> _Selection_:

Note: If you are reading this in an RSS reader, it might not format very well. Best viewed on the blog site.

This post could be subtitled: “The Wisdom of Elites.” I polled some people I know in the domain field (plus Andrew Goodman, who wondered what the hell I was going on about). I asked them a simple question:

“For the record, how many new TLD applications do you think there’ll be?”

Only two people shot back the very funny “42.”

Most of these people know the domain name world very well, but from different perspectives. Journalists, registrars, intellectual property attorneys, domainers, registry operators, TLD aspirants, entrepreneurs, domain aftermarket auctioneers, civil society activists. And only one woman — a reflection of the state of the domain industry, and that the clever ones avoid me…

Most answers coagulate around 100 - 150, but they are counterbalanced by very pessimistic estimates on the one hand, and mega-prophecies on the only. Many refused to name a number. The “crystal ball is cloudy,” as David Maher says.

The comments are great; they are at least as valuable as the estimateswild-ass guesses about the number of applications. Did Bill Mushkin really say that? (Yes.)

We can all expect to remain baffled about what the price will be for a while, since ICANN has said that price will depend on the number of applications. But, as my refused-to-be-named source says, the number of applications will correlate strongly to price. And so the push-me-pull-you chases its own head.

> _Record list_:
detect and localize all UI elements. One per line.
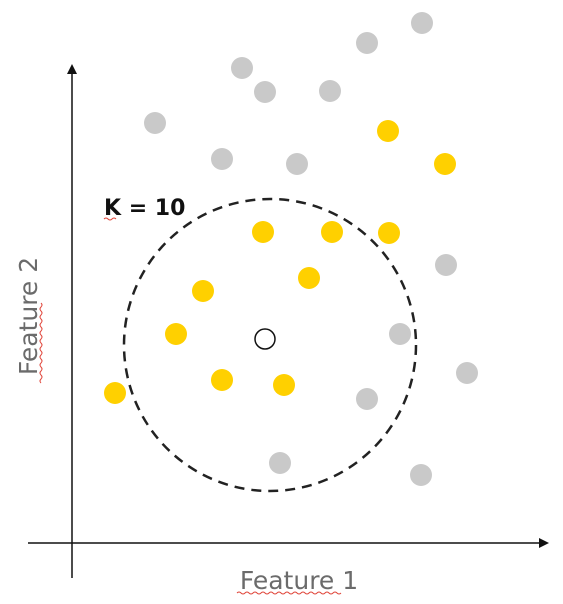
gray-point [410,464,432,486]
yellow-point [434,153,456,175]
yellow-point [192,280,214,302]
gray-point [254,81,276,103]
gray-point [211,148,233,170]
yellow-point [378,222,400,244]
query-point [254,328,276,350]
gray-point [411,12,433,34]
y-axis-label-underline [39,302,43,384]
gray-point [435,254,457,276]
gray-point [389,323,411,345]
k-label: K = 10 [104,196,185,221]
gray-point [286,153,308,175]
gray-point [269,452,291,474]
yellow-point [104,382,126,404]
yellow-point [252,221,274,243]
gray-point [356,388,378,410]
yellow-point [298,267,320,289]
k-label-underline [103,217,117,221]
x-axis-label: Feature 1 [240,566,358,595]
yellow-point [165,323,187,345]
x-axis-label-underline [236,591,342,595]
gray-point [231,57,253,79]
gray-point [319,80,341,102]
y-axis-label: Feature 2 [14,257,43,375]
k-neighborhood-circle [122,197,418,493]
yellow-point [321,221,343,243]
data-points [104,12,478,486]
gray-point [456,362,478,384]
yellow-point [377,120,399,142]
yellow-point [211,369,233,391]
gray-point [356,32,378,54]
yellow-point [273,374,295,396]
gray-point [144,112,166,134]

> _Your objective_:
Repeat the part of the post about new TLD applications starting at "Only two people" and ending at "say that? (Yes.)". The entries are separate material from the post about new TLD applications.

> _Completed task_:
Only two people shot back the very funny “42.”

Most of these people know the domain name world very well, but from different perspectives. Journalists, registrars, intellectual property attorneys, domainers, registry operators, TLD aspirants, entrepreneurs, domain aftermarket auctioneers, civil society activists. And only one woman — a reflection of the state of the domain industry, and that the clever ones avoid me…

Most answers coagulate around 100 - 150, but they are counterbalanced by very pessimistic estimates on the one hand, and mega-prophecies on the only. Many refused to name a number. The “crystal ball is cloudy,” as David Maher says.

The comments are great; they are at least as valuable as the estimateswild-ass guesses about the number of applications. Did Bill Mushkin really say that? (Yes.)